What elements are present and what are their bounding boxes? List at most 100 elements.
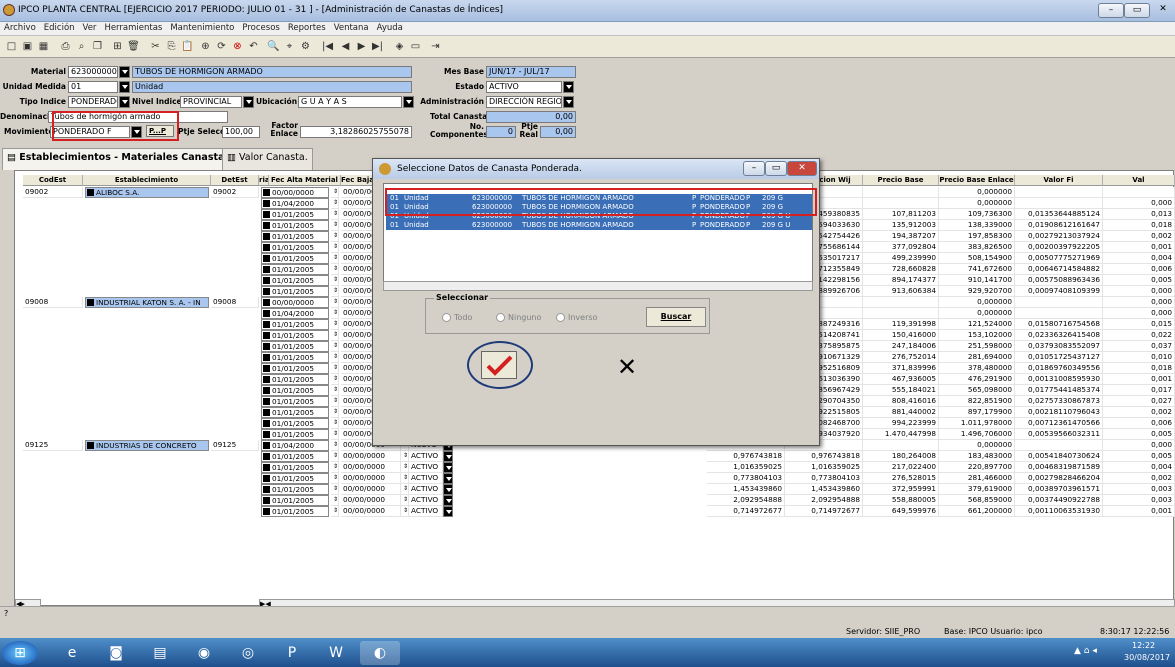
cell-fec-baja[interactable]: 00/00/0000 — [341, 462, 401, 473]
tipo-field[interactable]: PONDERADO — [68, 96, 118, 108]
spin-icon[interactable]: ⇕ — [331, 319, 339, 330]
spin-icon[interactable]: ⇕ — [331, 451, 339, 462]
powerpoint-icon[interactable]: P — [272, 641, 312, 665]
cell-fec-alta[interactable]: 01/01/2005 — [261, 418, 329, 429]
prev-record-icon[interactable]: ◀ — [338, 39, 353, 54]
cell-fec-baja[interactable]: 00/00/0000 — [341, 451, 401, 462]
spin-icon[interactable]: ⇕ — [331, 440, 339, 451]
col-header-rial[interactable]: rial — [259, 175, 269, 186]
cell-fec-alta[interactable]: 01/01/2005 — [261, 451, 329, 462]
administracion-field[interactable]: DIRECCIÓN REGIO — [486, 96, 562, 108]
cell-fec-baja[interactable]: 00/00/0000 — [341, 484, 401, 495]
cancel-icon[interactable]: ⊗ — [230, 39, 245, 54]
cell-fec-alta[interactable]: 01/01/2005 — [261, 385, 329, 396]
dialog-row[interactable]: 01 Unidad 623000000 TUBOS DE HORMIGON ARMAD… — [386, 221, 812, 230]
spin-icon[interactable]: ⇕ — [331, 341, 339, 352]
cell-fec-alta[interactable]: 01/01/2005 — [261, 341, 329, 352]
cell-fec-alta[interactable]: 01/01/2005 — [261, 352, 329, 363]
cell-fec-alta[interactable]: 01/04/2000 — [261, 198, 329, 209]
add-icon[interactable]: ⊕ — [198, 39, 213, 54]
cell-codest[interactable]: 09002 — [23, 187, 83, 198]
spin-icon[interactable]: ⇕ — [331, 231, 339, 242]
dialog-maximize-button[interactable]: ▭ — [765, 161, 787, 176]
print-icon[interactable]: ⎙ — [58, 39, 73, 54]
cell-fec-alta[interactable]: 01/01/2005 — [261, 231, 329, 242]
menu-ver[interactable]: Ver — [79, 22, 101, 34]
menu-edicion[interactable]: Edición — [40, 22, 79, 34]
maximize-button[interactable]: ▭ — [1124, 3, 1150, 18]
table-row[interactable]: 01/01/2005 ⇕ 00/00/0000 ⇕ ACTIVO 1,016359025 1… — [15, 462, 1175, 473]
dialog-close-button[interactable]: ✕ — [787, 161, 817, 176]
spin-icon[interactable]: ⇕ — [401, 484, 409, 495]
col-header-codest[interactable]: CodEst — [23, 175, 83, 186]
ie-icon[interactable]: e — [52, 641, 92, 665]
cell-fec-alta[interactable]: 01/01/2005 — [261, 209, 329, 220]
menu-ayuda[interactable]: Ayuda — [373, 22, 407, 34]
ubicacion-dropdown-icon[interactable] — [403, 96, 414, 108]
estado-dropdown-icon[interactable] — [443, 506, 453, 517]
estado-dropdown-icon[interactable] — [443, 495, 453, 506]
word-icon[interactable]: W — [316, 641, 356, 665]
clock-time[interactable]: 12:22 — [1132, 641, 1155, 650]
next-record-icon[interactable]: ▶ — [354, 39, 369, 54]
spin-icon[interactable]: ⇕ — [331, 506, 339, 517]
spin-icon[interactable]: ⇕ — [331, 495, 339, 506]
spin-icon[interactable]: ⇕ — [401, 495, 409, 506]
spin-icon[interactable]: ⇕ — [331, 484, 339, 495]
refresh-icon[interactable]: ⟳ — [214, 39, 229, 54]
cell-fec-alta[interactable]: 01/01/2005 — [261, 242, 329, 253]
menu-procesos[interactable]: Procesos — [238, 22, 283, 34]
spin-icon[interactable]: ⇕ — [401, 506, 409, 517]
spin-icon[interactable]: ⇕ — [331, 352, 339, 363]
table-row[interactable]: 01/01/2005 ⇕ 00/00/0000 ⇕ ACTIVO 0,976743818 0… — [15, 451, 1175, 462]
col-header-precio-enlace[interactable]: Precio Base Enlace — [939, 175, 1015, 186]
cell-fec-alta[interactable]: 01/01/2005 — [261, 275, 329, 286]
cell-fec-alta[interactable]: 01/01/2005 — [261, 484, 329, 495]
cell-fec-alta[interactable]: 01/01/2005 — [261, 330, 329, 341]
nivel-dropdown-icon[interactable] — [243, 96, 254, 108]
find-replace-icon[interactable]: ⌖ — [282, 39, 297, 54]
buscar-button[interactable]: Buscar — [646, 307, 706, 327]
cell-estado[interactable]: ACTIVO — [409, 451, 443, 462]
clock-date[interactable]: 30/08/2017 — [1124, 653, 1170, 662]
cell-estado[interactable]: ACTIVO — [409, 462, 443, 473]
spin-icon[interactable]: ⇕ — [401, 451, 409, 462]
last-record-icon[interactable]: ▶| — [370, 39, 385, 54]
spin-icon[interactable]: ⇕ — [331, 308, 339, 319]
cell-fec-alta[interactable]: 01/01/2005 — [261, 473, 329, 484]
table-row[interactable]: 01/01/2005 ⇕ 00/00/0000 ⇕ ACTIVO 2,092954888 2… — [15, 495, 1175, 506]
menu-herramientas[interactable]: Herramientas — [100, 22, 166, 34]
find-icon[interactable]: 🔍 — [266, 39, 281, 54]
cell-fec-alta[interactable]: 01/01/2005 — [261, 462, 329, 473]
spin-icon[interactable]: ⇕ — [331, 297, 339, 308]
material-code-field[interactable]: 623000000 — [68, 66, 118, 78]
accept-button[interactable] — [481, 351, 517, 379]
factor-enlace-field[interactable]: 3,18286025755078 — [300, 126, 412, 138]
ipco-app-icon[interactable]: ◐ — [360, 641, 400, 665]
cell-fec-baja[interactable]: 00/00/0000 — [341, 506, 401, 517]
nivel-field[interactable]: PROVINCIAL — [180, 96, 242, 108]
cell-fec-alta[interactable]: 01/04/2000 — [261, 308, 329, 319]
spin-icon[interactable]: ⇕ — [331, 198, 339, 209]
table-row[interactable]: 01/01/2005 ⇕ 00/00/0000 ⇕ ACTIVO 1,453439860 1… — [15, 484, 1175, 495]
spin-icon[interactable]: ⇕ — [331, 330, 339, 341]
save-icon[interactable]: ▣ — [20, 39, 35, 54]
paste-icon[interactable]: 📋 — [180, 39, 195, 54]
cell-fec-baja[interactable]: 00/00/0000 — [341, 495, 401, 506]
spin-icon[interactable]: ⇕ — [331, 385, 339, 396]
radio-ninguno[interactable]: Ninguno — [496, 313, 541, 322]
cell-fec-alta[interactable]: 01/01/2005 — [261, 220, 329, 231]
spin-icon[interactable]: ⇕ — [331, 429, 339, 440]
tools-icon[interactable]: ◈ — [392, 39, 407, 54]
delete-icon[interactable]: 🗑 — [126, 39, 141, 54]
cut-icon[interactable]: ✂ — [148, 39, 163, 54]
spin-icon[interactable]: ⇕ — [331, 253, 339, 264]
cell-fec-alta[interactable]: 01/01/2005 — [261, 363, 329, 374]
cell-codest[interactable]: 09008 — [23, 297, 83, 308]
close-button[interactable]: ✕ — [1150, 3, 1175, 18]
cell-fec-alta[interactable]: 01/01/2005 — [261, 407, 329, 418]
cell-fec-alta[interactable]: 01/01/2005 — [261, 253, 329, 264]
tray-icons[interactable]: ▲ ⌂ ◂ — [1074, 646, 1097, 656]
cell-establecimiento[interactable]: ALIBOC S.A. — [85, 187, 209, 198]
spin-icon[interactable]: ⇕ — [331, 473, 339, 484]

Problem:
Transcribe the rows above line for line, without changing anything. Leave the pictures out of your answer.

Solution to the exercise:
What elements are present and what are their bounding boxes? List at most 100 elements.
cell-fec-baja[interactable]: 00/00/0000 — [341, 462, 401, 473]
tipo-field[interactable]: PONDERADO — [68, 96, 118, 108]
spin-icon[interactable]: ⇕ — [331, 319, 339, 330]
spin-icon[interactable]: ⇕ — [331, 451, 339, 462]
powerpoint-icon[interactable]: P — [272, 641, 312, 665]
cell-fec-alta[interactable]: 01/01/2005 — [261, 418, 329, 429]
prev-record-icon[interactable]: ◀ — [338, 39, 353, 54]
cell-fec-baja[interactable]: 00/00/0000 — [341, 451, 401, 462]
spin-icon[interactable]: ⇕ — [331, 440, 339, 451]
col-header-rial[interactable]: rial — [259, 175, 269, 186]
cell-fec-alta[interactable]: 01/01/2005 — [261, 451, 329, 462]
administracion-field[interactable]: DIRECCIÓN REGIO — [486, 96, 562, 108]
cell-fec-baja[interactable]: 00/00/0000 — [341, 484, 401, 495]
cancel-icon[interactable]: ⊗ — [230, 39, 245, 54]
cell-fec-alta[interactable]: 01/01/2005 — [261, 385, 329, 396]
dialog-row[interactable]: 01 Unidad 623000000 TUBOS DE HORMIGON ARMAD… — [386, 221, 812, 230]
spin-icon[interactable]: ⇕ — [331, 341, 339, 352]
cell-fec-alta[interactable]: 01/01/2005 — [261, 341, 329, 352]
cell-fec-alta[interactable]: 01/01/2005 — [261, 352, 329, 363]
cell-fec-alta[interactable]: 01/04/2000 — [261, 198, 329, 209]
add-icon[interactable]: ⊕ — [198, 39, 213, 54]
cell-codest[interactable]: 09002 — [23, 187, 83, 198]
spin-icon[interactable]: ⇕ — [331, 231, 339, 242]
dialog-maximize-button[interactable]: ▭ — [765, 161, 787, 176]
print-icon[interactable]: ⎙ — [58, 39, 73, 54]
cell-fec-alta[interactable]: 01/01/2005 — [261, 231, 329, 242]
menu-ver[interactable]: Ver — [79, 22, 101, 34]
menu-edicion[interactable]: Edición — [40, 22, 79, 34]
maximize-button[interactable]: ▭ — [1124, 3, 1150, 18]
table-row[interactable]: 01/01/2005 ⇕ 00/00/0000 ⇕ ACTIVO 1,016359025 1… — [15, 462, 1175, 473]
dialog-close-button[interactable]: ✕ — [787, 161, 817, 176]
spin-icon[interactable]: ⇕ — [401, 484, 409, 495]
col-header-codest[interactable]: CodEst — [23, 175, 83, 186]
ie-icon[interactable]: e — [52, 641, 92, 665]
cell-fec-alta[interactable]: 01/01/2005 — [261, 209, 329, 220]
menu-ayuda[interactable]: Ayuda — [373, 22, 407, 34]
ubicacion-dropdown-icon[interactable] — [403, 96, 414, 108]
estado-dropdown-icon[interactable] — [443, 506, 453, 517]
estado-dropdown-icon[interactable] — [443, 495, 453, 506]
word-icon[interactable]: W — [316, 641, 356, 665]
clock-time[interactable]: 12:22 — [1132, 641, 1155, 650]
next-record-icon[interactable]: ▶ — [354, 39, 369, 54]
spin-icon[interactable]: ⇕ — [331, 506, 339, 517]
spin-icon[interactable]: ⇕ — [331, 495, 339, 506]
spin-icon[interactable]: ⇕ — [401, 495, 409, 506]
spin-icon[interactable]: ⇕ — [331, 484, 339, 495]
refresh-icon[interactable]: ⟳ — [214, 39, 229, 54]
cell-fec-alta[interactable]: 01/01/2005 — [261, 242, 329, 253]
menu-procesos[interactable]: Procesos — [238, 22, 283, 34]
spin-icon[interactable]: ⇕ — [401, 506, 409, 517]
spin-icon[interactable]: ⇕ — [331, 352, 339, 363]
table-row[interactable]: 01/01/2005 ⇕ 00/00/0000 ⇕ ACTIVO 0,976743818 0… — [15, 451, 1175, 462]
col-header-precio-enlace[interactable]: Precio Base Enlace — [939, 175, 1015, 186]
cell-fec-alta[interactable]: 01/01/2005 — [261, 275, 329, 286]
cell-fec-alta[interactable]: 01/01/2005 — [261, 484, 329, 495]
cell-fec-alta[interactable]: 01/01/2005 — [261, 330, 329, 341]
nivel-dropdown-icon[interactable] — [243, 96, 254, 108]
find-replace-icon[interactable]: ⌖ — [282, 39, 297, 54]
buscar-button[interactable]: Buscar — [646, 307, 706, 327]
cell-estado[interactable]: ACTIVO — [409, 451, 443, 462]
clock-date[interactable]: 30/08/2017 — [1124, 653, 1170, 662]
cell-estado[interactable]: ACTIVO — [409, 462, 443, 473]
spin-icon[interactable]: ⇕ — [401, 451, 409, 462]
last-record-icon[interactable]: ▶| — [370, 39, 385, 54]
spin-icon[interactable]: ⇕ — [331, 308, 339, 319]
cell-fec-alta[interactable]: 01/01/2005 — [261, 473, 329, 484]
table-row[interactable]: 01/01/2005 ⇕ 00/00/0000 ⇕ ACTIVO 2,092954888 2… — [15, 495, 1175, 506]
menu-herramientas[interactable]: Herramientas — [100, 22, 166, 34]
find-icon[interactable]: 🔍 — [266, 39, 281, 54]
cell-fec-alta[interactable]: 01/01/2005 — [261, 462, 329, 473]
spin-icon[interactable]: ⇕ — [331, 297, 339, 308]
material-code-field[interactable]: 623000000 — [68, 66, 118, 78]
accept-button[interactable] — [481, 351, 517, 379]
factor-enlace-field[interactable]: 3,18286025755078 — [300, 126, 412, 138]
ipco-app-icon[interactable]: ◐ — [360, 641, 400, 665]
cell-fec-baja[interactable]: 00/00/0000 — [341, 506, 401, 517]
nivel-field[interactable]: PROVINCIAL — [180, 96, 242, 108]
cell-fec-alta[interactable]: 01/04/2000 — [261, 308, 329, 319]
spin-icon[interactable]: ⇕ — [331, 198, 339, 209]
table-row[interactable]: 01/01/2005 ⇕ 00/00/0000 ⇕ ACTIVO 1,453439860 1… — [15, 484, 1175, 495]
spin-icon[interactable]: ⇕ — [331, 330, 339, 341]
save-icon[interactable]: ▣ — [20, 39, 35, 54]
paste-icon[interactable]: 📋 — [180, 39, 195, 54]
cell-fec-baja[interactable]: 00/00/0000 — [341, 495, 401, 506]
spin-icon[interactable]: ⇕ — [331, 385, 339, 396]
radio-ninguno[interactable]: Ninguno — [496, 313, 541, 322]
cell-fec-alta[interactable]: 01/01/2005 — [261, 220, 329, 231]
spin-icon[interactable]: ⇕ — [331, 429, 339, 440]
tools-icon[interactable]: ◈ — [392, 39, 407, 54]
delete-icon[interactable]: 🗑 — [126, 39, 141, 54]
cut-icon[interactable]: ✂ — [148, 39, 163, 54]
spin-icon[interactable]: ⇕ — [331, 253, 339, 264]
cell-fec-alta[interactable]: 01/01/2005 — [261, 363, 329, 374]
cell-codest[interactable]: 09008 — [23, 297, 83, 308]
close-button[interactable]: ✕ — [1150, 3, 1175, 18]
cell-fec-alta[interactable]: 01/01/2005 — [261, 407, 329, 418]
cell-fec-alta[interactable]: 01/01/2005 — [261, 253, 329, 264]
tray-icons[interactable]: ▲ ⌂ ◂ — [1074, 646, 1097, 656]
cell-establecimiento[interactable]: ALIBOC S.A. — [85, 187, 209, 198]
spin-icon[interactable]: ⇕ — [331, 473, 339, 484]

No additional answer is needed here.